**EXERCISE INSTRUCTIONS:**
Each entry below is to be given again word for word, with no pictures.

[Items listed in a dataset]
• • • •
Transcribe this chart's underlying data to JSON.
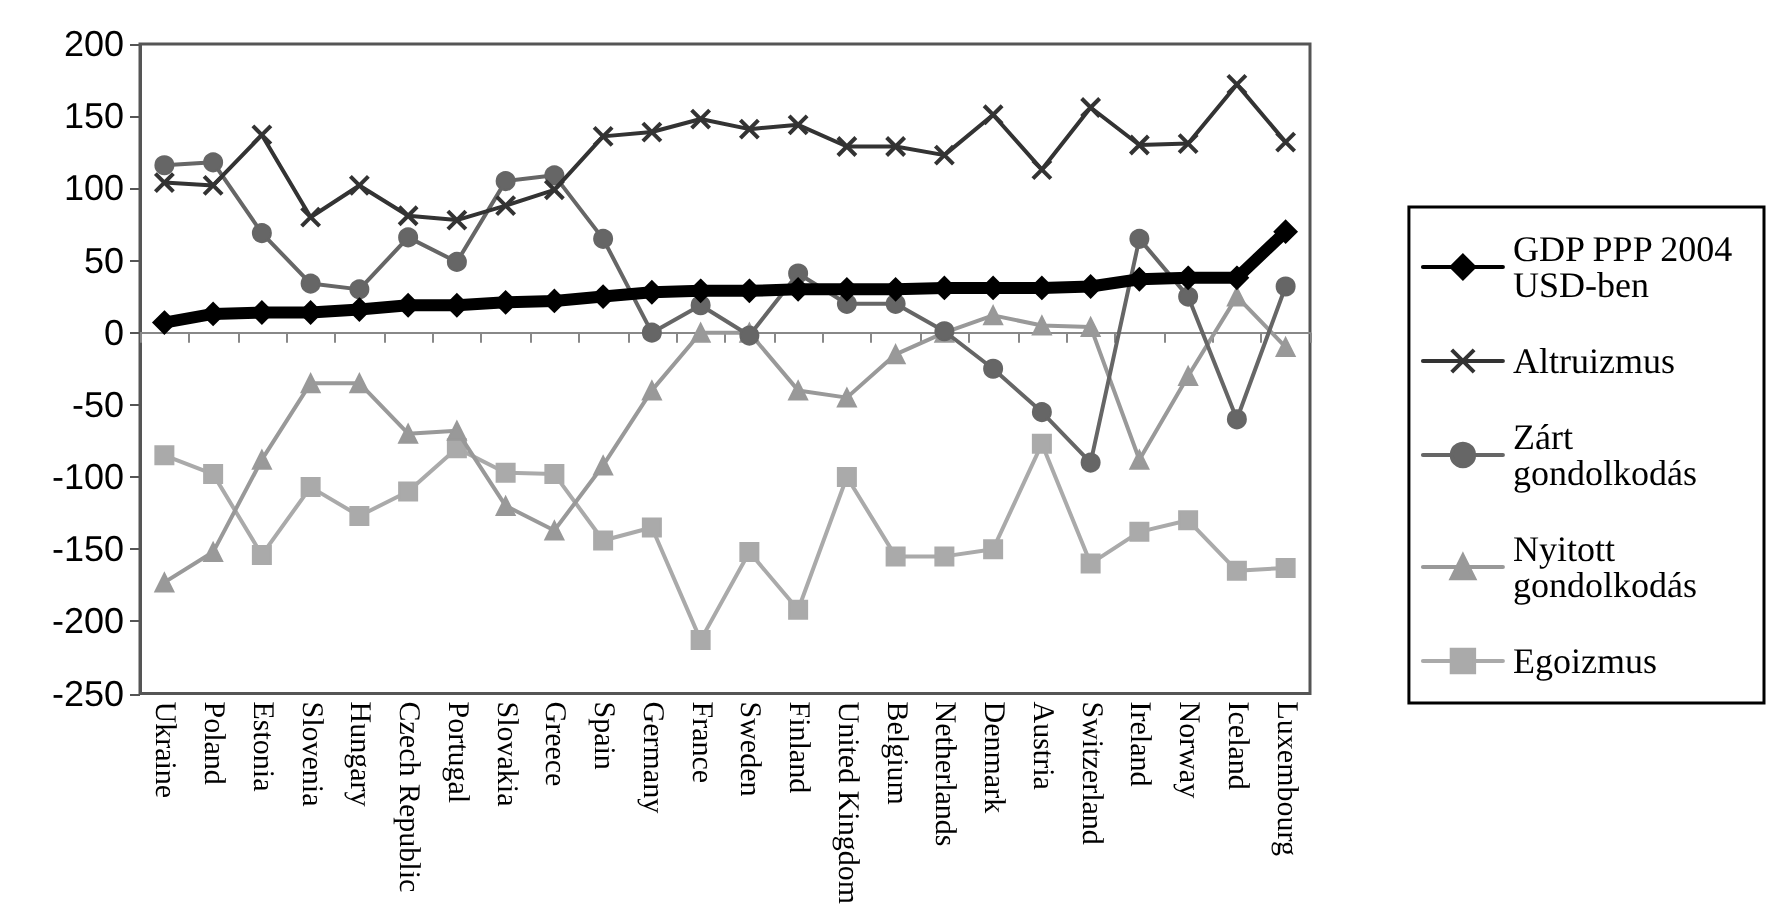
{
  "chart_data": {
    "type": "line",
    "categories": [
      "Ukraine",
      "Poland",
      "Estonia",
      "Slovenia",
      "Hungary",
      "Czech Republic",
      "Portugal",
      "Slovakia",
      "Greece",
      "Spain",
      "Germany",
      "France",
      "Sweden",
      "Finland",
      "United Kingdom",
      "Belgium",
      "Netherlands",
      "Denmark",
      "Austria",
      "Switzerland",
      "Ireland",
      "Norway",
      "Iceland",
      "Luxembourg"
    ],
    "series": [
      {
        "name": "GDP PPP 2004 USD-ben",
        "color": "#000000",
        "marker": "diamond",
        "values": [
          7,
          13,
          14,
          14,
          16,
          19,
          19,
          21,
          22,
          25,
          28,
          29,
          29,
          30,
          30,
          30,
          31,
          31,
          31,
          32,
          37,
          38,
          38,
          70
        ]
      },
      {
        "name": "Altruizmus",
        "color": "#333333",
        "marker": "cross",
        "values": [
          104,
          102,
          137,
          80,
          102,
          81,
          78,
          88,
          99,
          136,
          139,
          148,
          141,
          144,
          129,
          129,
          123,
          151,
          113,
          156,
          130,
          131,
          172,
          132
        ]
      },
      {
        "name": "Zárt gondolkodás",
        "color": "#666666",
        "marker": "circle",
        "values": [
          116,
          118,
          69,
          34,
          30,
          66,
          49,
          105,
          109,
          65,
          0,
          19,
          -2,
          41,
          20,
          20,
          1,
          -25,
          -55,
          -90,
          65,
          25,
          -60,
          32
        ]
      },
      {
        "name": "Nyitott gondolkodás",
        "color": "#999999",
        "marker": "triangle",
        "values": [
          -173,
          -152,
          -88,
          -35,
          -35,
          -70,
          -68,
          -120,
          -137,
          -92,
          -40,
          0,
          0,
          -40,
          -45,
          -15,
          0,
          12,
          5,
          4,
          -88,
          -30,
          25,
          -10
        ]
      },
      {
        "name": "Egoizmus",
        "color": "#aaaaaa",
        "marker": "square",
        "values": [
          -85,
          -98,
          -154,
          -107,
          -127,
          -110,
          -80,
          -97,
          -98,
          -144,
          -135,
          -213,
          -152,
          -192,
          -100,
          -155,
          -155,
          -150,
          -77,
          -160,
          -138,
          -130,
          -165,
          -163
        ]
      }
    ],
    "ylim": [
      -250,
      200
    ],
    "yticks": [
      -250,
      -200,
      -150,
      -100,
      -50,
      0,
      50,
      100,
      150,
      200
    ],
    "legend": "right"
  }
}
• • • •
**EXPECTED ANSWER:**
Transcribe this chart's underlying data to JSON.
{
  "chart_data": {
    "type": "line",
    "categories": [
      "Ukraine",
      "Poland",
      "Estonia",
      "Slovenia",
      "Hungary",
      "Czech Republic",
      "Portugal",
      "Slovakia",
      "Greece",
      "Spain",
      "Germany",
      "France",
      "Sweden",
      "Finland",
      "United Kingdom",
      "Belgium",
      "Netherlands",
      "Denmark",
      "Austria",
      "Switzerland",
      "Ireland",
      "Norway",
      "Iceland",
      "Luxembourg"
    ],
    "series": [
      {
        "name": "GDP PPP 2004 USD-ben",
        "color": "#000000",
        "marker": "diamond",
        "values": [
          7,
          13,
          14,
          14,
          16,
          19,
          19,
          21,
          22,
          25,
          28,
          29,
          29,
          30,
          30,
          30,
          31,
          31,
          31,
          32,
          37,
          38,
          38,
          70
        ]
      },
      {
        "name": "Altruizmus",
        "color": "#333333",
        "marker": "cross",
        "values": [
          104,
          102,
          137,
          80,
          102,
          81,
          78,
          88,
          99,
          136,
          139,
          148,
          141,
          144,
          129,
          129,
          123,
          151,
          113,
          156,
          130,
          131,
          172,
          132
        ]
      },
      {
        "name": "Zárt gondolkodás",
        "color": "#666666",
        "marker": "circle",
        "values": [
          116,
          118,
          69,
          34,
          30,
          66,
          49,
          105,
          109,
          65,
          0,
          19,
          -2,
          41,
          20,
          20,
          1,
          -25,
          -55,
          -90,
          65,
          25,
          -60,
          32
        ]
      },
      {
        "name": "Nyitott gondolkodás",
        "color": "#999999",
        "marker": "triangle",
        "values": [
          -173,
          -152,
          -88,
          -35,
          -35,
          -70,
          -68,
          -120,
          -137,
          -92,
          -40,
          0,
          0,
          -40,
          -45,
          -15,
          0,
          12,
          5,
          4,
          -88,
          -30,
          25,
          -10
        ]
      },
      {
        "name": "Egoizmus",
        "color": "#aaaaaa",
        "marker": "square",
        "values": [
          -85,
          -98,
          -154,
          -107,
          -127,
          -110,
          -80,
          -97,
          -98,
          -144,
          -135,
          -213,
          -152,
          -192,
          -100,
          -155,
          -155,
          -150,
          -77,
          -160,
          -138,
          -130,
          -165,
          -163
        ]
      }
    ],
    "ylim": [
      -250,
      200
    ],
    "yticks": [
      -250,
      -200,
      -150,
      -100,
      -50,
      0,
      50,
      100,
      150,
      200
    ],
    "legend": "right"
  }
}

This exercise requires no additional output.